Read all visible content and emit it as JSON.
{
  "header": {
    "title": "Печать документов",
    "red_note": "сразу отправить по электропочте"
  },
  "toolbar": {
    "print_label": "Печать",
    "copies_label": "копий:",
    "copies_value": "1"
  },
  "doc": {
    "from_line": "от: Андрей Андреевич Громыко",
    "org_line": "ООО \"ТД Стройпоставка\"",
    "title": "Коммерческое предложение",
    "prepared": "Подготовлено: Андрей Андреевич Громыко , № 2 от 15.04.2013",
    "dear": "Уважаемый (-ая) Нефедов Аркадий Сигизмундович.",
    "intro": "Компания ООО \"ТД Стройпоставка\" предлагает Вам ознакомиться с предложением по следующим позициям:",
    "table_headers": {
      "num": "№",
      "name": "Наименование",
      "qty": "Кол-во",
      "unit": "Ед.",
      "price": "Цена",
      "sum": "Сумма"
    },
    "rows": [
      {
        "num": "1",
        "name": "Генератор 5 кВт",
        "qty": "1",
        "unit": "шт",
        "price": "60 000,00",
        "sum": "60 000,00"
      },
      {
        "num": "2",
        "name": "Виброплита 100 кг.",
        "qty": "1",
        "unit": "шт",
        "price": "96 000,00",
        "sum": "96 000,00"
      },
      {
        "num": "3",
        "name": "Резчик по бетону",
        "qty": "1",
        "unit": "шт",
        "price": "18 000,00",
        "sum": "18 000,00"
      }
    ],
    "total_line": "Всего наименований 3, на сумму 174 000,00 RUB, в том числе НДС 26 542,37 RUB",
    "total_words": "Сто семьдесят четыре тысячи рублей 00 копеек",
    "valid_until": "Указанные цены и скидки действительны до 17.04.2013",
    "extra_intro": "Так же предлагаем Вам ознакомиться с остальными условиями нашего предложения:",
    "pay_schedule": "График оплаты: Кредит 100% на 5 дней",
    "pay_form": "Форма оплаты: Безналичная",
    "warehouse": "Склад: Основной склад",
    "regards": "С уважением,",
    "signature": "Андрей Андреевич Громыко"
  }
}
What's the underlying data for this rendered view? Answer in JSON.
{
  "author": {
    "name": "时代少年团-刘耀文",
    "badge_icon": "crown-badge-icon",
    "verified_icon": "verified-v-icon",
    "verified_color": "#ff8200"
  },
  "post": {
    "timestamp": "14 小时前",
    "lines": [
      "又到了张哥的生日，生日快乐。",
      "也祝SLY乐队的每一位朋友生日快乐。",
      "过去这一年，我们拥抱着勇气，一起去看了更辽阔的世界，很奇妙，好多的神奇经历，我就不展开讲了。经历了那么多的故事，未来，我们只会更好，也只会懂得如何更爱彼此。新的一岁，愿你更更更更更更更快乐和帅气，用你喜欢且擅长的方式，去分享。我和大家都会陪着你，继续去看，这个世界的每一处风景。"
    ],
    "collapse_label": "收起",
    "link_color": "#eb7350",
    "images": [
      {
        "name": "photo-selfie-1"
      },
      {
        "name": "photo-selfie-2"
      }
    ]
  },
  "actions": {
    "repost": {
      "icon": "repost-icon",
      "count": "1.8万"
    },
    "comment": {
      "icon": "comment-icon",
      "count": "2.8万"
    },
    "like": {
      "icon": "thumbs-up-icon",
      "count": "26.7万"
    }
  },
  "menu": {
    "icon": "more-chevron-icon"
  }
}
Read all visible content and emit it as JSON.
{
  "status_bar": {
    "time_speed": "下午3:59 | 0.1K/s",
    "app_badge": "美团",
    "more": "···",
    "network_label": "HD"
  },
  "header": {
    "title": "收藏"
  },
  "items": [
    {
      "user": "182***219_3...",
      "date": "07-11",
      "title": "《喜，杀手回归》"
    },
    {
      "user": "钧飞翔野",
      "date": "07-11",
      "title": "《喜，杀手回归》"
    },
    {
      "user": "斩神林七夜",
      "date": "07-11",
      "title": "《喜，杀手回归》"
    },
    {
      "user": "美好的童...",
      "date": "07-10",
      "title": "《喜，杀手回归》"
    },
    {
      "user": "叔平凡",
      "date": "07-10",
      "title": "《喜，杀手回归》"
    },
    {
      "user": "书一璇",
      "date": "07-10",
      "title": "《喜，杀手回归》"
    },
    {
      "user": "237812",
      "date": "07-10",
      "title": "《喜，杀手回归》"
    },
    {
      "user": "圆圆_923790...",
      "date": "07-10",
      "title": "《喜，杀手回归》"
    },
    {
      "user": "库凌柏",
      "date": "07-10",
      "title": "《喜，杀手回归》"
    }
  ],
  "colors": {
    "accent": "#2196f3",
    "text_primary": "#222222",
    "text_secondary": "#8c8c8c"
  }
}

○ ○ ○ ○ ○

Say how many lines in the records hold "price", with the number as the whole reply.

Written response
4